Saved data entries
★ ★ ★

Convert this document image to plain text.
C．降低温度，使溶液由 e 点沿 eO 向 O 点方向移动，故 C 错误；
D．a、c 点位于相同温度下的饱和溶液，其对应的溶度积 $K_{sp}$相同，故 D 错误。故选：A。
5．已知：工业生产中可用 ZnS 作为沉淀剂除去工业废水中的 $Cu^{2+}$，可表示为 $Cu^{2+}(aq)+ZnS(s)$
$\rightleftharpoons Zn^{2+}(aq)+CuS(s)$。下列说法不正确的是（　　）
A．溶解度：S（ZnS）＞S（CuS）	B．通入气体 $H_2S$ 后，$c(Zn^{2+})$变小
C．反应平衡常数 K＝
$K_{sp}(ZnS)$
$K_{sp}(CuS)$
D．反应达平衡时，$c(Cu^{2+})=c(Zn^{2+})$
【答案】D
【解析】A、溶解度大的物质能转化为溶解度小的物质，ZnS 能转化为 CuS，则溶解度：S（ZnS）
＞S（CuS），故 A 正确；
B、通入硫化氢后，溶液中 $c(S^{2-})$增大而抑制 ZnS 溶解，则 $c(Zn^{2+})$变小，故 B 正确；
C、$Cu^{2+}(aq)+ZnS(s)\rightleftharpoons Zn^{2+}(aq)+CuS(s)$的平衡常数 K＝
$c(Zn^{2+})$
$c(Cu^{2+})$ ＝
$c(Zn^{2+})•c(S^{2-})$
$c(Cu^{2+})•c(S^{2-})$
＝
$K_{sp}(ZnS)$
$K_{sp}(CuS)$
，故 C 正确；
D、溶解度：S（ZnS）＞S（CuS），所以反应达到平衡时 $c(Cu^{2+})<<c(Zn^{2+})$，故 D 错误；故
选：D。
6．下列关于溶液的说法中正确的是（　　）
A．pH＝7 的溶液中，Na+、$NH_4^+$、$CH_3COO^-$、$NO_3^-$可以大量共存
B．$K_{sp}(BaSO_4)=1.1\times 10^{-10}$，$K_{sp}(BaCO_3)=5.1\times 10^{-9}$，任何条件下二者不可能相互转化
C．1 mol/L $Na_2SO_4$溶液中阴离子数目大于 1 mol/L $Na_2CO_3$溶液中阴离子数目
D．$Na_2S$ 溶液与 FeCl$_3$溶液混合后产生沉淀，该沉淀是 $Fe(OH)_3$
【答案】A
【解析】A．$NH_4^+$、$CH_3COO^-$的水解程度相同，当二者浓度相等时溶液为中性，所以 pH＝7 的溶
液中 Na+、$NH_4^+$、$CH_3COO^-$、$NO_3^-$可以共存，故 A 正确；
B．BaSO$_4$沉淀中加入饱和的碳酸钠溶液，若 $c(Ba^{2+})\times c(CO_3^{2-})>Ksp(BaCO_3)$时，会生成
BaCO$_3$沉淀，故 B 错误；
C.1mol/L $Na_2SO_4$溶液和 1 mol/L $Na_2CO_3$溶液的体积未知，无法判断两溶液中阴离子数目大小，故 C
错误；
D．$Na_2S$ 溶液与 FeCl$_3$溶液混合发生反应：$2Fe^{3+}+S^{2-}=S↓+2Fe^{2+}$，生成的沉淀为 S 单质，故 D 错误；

★ ★ ★

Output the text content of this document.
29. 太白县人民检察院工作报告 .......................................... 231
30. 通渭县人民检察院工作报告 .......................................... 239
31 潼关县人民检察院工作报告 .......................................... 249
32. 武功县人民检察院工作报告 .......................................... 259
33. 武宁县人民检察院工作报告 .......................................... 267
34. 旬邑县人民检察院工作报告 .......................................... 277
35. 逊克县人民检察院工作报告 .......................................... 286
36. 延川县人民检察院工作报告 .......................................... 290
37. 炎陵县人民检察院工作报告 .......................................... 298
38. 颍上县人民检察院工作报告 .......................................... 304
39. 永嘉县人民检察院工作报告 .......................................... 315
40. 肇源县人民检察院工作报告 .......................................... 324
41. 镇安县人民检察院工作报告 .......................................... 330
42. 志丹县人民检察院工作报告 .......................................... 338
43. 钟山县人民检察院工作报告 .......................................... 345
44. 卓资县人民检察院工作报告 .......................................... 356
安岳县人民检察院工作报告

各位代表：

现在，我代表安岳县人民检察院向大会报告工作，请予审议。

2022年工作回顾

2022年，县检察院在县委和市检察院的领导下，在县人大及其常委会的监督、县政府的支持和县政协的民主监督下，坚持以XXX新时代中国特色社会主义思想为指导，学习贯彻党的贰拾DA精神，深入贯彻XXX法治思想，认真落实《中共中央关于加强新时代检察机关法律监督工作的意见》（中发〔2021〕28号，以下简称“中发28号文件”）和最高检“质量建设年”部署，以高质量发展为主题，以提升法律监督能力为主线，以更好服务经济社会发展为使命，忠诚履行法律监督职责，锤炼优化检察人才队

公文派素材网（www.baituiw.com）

★ ★ ★

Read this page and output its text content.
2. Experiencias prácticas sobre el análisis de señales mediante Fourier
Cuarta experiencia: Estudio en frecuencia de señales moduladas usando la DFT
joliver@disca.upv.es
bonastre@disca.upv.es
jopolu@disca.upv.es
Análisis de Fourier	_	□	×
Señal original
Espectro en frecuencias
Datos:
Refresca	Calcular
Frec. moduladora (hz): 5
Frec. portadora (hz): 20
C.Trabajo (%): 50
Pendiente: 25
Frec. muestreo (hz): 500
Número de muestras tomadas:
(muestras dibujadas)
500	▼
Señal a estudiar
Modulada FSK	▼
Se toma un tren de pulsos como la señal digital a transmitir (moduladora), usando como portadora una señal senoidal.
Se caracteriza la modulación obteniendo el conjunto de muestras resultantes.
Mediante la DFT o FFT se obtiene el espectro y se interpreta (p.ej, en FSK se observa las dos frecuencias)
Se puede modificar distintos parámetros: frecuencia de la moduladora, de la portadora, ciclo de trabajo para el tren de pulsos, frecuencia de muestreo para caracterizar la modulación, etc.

★ ★ ★

## What to do
Copy the lines from the entries above in which the word "disca" appears.

## Reply to the exercise
joliver@disca.upv.es
bonastre@disca.upv.es
jopolu@disca.upv.es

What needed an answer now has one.